## BEGIN Data for processing
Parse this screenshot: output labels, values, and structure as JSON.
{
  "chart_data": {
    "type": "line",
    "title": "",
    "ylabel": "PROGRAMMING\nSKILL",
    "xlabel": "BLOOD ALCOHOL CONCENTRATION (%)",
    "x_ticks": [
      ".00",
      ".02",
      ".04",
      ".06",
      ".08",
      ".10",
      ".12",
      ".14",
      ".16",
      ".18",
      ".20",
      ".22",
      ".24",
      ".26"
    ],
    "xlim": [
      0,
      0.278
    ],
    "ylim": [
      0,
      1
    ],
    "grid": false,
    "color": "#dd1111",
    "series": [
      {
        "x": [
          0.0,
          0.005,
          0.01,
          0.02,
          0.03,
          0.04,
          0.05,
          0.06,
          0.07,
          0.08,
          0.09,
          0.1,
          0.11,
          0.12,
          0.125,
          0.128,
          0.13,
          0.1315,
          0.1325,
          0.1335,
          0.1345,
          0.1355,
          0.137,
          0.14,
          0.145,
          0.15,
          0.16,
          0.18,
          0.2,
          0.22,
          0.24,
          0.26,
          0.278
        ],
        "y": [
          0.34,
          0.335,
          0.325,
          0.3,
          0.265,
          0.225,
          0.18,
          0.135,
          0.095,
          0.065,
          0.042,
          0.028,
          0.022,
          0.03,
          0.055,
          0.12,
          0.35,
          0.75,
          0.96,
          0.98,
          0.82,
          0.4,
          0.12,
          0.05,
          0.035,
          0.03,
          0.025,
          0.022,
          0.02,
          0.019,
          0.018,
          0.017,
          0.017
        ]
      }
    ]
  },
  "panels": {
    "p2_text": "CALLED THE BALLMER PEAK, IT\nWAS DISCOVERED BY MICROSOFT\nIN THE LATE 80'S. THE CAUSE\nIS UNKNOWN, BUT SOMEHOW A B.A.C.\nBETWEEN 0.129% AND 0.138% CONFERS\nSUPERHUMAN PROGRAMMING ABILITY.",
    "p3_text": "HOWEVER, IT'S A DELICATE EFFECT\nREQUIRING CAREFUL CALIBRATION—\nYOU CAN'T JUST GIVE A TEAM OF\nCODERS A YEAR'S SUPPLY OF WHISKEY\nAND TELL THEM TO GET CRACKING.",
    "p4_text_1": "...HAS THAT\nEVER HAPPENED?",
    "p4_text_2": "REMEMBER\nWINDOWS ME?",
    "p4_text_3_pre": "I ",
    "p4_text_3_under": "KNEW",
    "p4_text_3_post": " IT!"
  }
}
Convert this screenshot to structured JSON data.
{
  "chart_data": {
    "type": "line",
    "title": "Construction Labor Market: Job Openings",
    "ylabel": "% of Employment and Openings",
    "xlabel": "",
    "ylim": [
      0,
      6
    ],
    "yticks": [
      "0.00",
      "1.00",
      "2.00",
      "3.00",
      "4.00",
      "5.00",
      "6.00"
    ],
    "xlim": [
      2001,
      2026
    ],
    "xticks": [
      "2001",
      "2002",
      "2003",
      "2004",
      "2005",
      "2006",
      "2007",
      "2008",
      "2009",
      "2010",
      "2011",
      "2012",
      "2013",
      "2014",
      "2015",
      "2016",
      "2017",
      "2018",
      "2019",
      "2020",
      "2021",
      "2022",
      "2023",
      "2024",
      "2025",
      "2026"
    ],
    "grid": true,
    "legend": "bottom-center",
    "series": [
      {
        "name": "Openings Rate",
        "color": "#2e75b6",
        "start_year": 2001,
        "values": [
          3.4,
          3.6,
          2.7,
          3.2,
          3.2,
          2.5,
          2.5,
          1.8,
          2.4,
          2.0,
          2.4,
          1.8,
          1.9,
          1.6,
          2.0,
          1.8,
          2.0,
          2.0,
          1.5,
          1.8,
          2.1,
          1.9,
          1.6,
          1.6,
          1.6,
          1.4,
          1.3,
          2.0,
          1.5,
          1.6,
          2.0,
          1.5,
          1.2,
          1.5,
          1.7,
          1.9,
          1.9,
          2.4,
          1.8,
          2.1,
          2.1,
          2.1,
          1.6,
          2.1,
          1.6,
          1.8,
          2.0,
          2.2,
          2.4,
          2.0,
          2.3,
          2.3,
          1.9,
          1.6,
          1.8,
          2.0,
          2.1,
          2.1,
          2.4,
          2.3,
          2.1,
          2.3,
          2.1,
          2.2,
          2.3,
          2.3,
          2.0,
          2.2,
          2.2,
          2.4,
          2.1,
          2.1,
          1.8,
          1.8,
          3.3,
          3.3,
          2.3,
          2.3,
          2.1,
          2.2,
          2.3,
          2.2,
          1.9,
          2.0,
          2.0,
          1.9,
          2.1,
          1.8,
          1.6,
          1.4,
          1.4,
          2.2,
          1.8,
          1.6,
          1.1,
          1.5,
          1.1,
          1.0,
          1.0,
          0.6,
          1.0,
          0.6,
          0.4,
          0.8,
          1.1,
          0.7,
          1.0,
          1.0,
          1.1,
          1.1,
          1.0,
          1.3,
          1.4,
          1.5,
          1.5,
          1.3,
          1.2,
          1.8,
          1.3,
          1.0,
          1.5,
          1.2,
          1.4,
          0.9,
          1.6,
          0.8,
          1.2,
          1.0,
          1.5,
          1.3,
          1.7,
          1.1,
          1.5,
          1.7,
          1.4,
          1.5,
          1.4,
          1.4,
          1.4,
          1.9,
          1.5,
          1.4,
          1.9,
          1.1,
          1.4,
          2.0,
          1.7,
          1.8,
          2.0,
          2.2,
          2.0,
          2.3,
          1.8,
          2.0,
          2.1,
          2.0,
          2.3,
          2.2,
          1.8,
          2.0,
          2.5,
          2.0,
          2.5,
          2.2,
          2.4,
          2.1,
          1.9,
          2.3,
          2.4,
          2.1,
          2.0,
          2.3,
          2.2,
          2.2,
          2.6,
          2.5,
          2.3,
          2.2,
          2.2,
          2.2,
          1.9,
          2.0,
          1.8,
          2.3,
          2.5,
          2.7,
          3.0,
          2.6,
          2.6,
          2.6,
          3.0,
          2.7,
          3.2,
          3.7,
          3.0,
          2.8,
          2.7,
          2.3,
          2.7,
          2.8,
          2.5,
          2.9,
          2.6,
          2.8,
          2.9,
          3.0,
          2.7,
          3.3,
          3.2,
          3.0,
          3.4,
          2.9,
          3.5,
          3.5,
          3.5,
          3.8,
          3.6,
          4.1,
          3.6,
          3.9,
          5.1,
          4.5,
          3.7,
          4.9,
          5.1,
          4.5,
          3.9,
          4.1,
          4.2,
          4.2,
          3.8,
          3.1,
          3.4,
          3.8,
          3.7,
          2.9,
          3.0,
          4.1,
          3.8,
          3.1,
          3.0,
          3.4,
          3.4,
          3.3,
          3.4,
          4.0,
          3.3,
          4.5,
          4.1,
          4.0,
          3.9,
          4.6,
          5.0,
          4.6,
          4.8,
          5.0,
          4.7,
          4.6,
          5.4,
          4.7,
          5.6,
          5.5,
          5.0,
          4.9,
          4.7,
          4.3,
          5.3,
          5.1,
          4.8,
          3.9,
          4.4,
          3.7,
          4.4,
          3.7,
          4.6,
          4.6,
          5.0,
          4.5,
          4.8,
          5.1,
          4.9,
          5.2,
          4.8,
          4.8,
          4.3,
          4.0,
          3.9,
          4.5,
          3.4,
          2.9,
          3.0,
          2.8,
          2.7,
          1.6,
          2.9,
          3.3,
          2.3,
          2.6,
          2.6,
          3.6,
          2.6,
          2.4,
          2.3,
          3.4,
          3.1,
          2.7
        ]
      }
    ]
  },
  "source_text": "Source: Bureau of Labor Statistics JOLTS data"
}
## END Data for processing
> _Given request_
Extract, from the listing above, every line where the string "ylabel" occurs.

> _Task result_
    "ylabel": "PROGRAMMING\nSKILL",
    "ylabel": "% of Employment and Openings",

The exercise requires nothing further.